▸ WHAT IS REQUIRED: Copy each line that contains the word "прошедших".

--- START OF TASK DATA ---

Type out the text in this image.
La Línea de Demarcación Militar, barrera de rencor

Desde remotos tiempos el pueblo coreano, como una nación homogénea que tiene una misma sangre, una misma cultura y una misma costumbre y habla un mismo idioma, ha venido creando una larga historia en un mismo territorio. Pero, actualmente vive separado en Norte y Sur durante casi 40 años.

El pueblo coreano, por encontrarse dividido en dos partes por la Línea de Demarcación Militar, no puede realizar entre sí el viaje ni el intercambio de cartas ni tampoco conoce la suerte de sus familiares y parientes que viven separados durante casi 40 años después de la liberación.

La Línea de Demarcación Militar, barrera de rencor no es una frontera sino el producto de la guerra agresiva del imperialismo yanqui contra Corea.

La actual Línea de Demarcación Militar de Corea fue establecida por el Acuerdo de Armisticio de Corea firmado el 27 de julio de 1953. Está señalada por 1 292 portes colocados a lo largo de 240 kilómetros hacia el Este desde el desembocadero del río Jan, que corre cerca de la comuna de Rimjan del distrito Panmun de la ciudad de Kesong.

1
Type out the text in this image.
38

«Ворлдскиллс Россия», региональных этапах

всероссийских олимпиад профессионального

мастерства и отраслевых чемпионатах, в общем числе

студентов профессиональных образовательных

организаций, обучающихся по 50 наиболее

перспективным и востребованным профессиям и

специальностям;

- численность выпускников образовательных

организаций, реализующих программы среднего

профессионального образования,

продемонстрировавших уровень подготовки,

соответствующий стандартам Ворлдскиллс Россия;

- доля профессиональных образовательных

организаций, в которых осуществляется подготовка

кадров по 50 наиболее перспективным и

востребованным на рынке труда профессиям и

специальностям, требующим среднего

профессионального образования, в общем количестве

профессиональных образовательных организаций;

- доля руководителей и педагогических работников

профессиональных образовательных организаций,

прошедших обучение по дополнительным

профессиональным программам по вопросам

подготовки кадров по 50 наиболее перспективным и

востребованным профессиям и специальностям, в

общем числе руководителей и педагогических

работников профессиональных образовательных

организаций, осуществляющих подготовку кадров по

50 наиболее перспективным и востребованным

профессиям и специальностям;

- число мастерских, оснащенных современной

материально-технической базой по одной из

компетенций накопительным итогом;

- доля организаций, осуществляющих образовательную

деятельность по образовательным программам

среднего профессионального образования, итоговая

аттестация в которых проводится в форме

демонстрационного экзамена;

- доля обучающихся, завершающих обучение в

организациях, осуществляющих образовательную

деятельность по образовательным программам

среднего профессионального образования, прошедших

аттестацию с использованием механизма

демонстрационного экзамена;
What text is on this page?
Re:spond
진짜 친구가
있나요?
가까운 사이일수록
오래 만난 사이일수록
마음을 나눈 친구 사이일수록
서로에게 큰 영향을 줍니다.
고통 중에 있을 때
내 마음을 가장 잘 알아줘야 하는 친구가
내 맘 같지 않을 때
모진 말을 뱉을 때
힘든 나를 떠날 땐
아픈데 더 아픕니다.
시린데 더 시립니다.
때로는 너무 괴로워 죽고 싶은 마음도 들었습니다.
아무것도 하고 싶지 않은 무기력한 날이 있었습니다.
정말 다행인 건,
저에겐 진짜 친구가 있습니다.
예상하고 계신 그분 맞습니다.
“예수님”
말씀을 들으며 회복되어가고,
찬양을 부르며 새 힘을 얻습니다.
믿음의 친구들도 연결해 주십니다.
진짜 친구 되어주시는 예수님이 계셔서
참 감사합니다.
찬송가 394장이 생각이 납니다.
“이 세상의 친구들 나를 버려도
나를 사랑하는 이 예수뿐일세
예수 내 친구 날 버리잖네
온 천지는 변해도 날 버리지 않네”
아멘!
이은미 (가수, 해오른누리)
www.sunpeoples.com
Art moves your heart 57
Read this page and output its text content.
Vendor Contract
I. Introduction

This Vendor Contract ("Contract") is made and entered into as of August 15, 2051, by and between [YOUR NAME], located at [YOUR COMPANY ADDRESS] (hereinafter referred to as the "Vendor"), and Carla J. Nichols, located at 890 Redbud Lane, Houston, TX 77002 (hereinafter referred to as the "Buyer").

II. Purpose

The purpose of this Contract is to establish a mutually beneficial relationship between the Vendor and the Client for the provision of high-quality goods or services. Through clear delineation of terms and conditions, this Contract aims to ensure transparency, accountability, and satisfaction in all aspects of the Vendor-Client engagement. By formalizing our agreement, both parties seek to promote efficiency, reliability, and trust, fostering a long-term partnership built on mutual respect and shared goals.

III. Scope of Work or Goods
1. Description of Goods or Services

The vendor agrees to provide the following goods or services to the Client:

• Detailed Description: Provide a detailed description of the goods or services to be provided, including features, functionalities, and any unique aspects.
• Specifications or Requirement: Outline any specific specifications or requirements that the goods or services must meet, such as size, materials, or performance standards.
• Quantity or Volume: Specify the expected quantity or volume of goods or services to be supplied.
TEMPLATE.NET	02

--- END OF TASK DATA ---

▸ REPLY:
прошедших обучение по дополнительным
среднего профессионального образования, прошедших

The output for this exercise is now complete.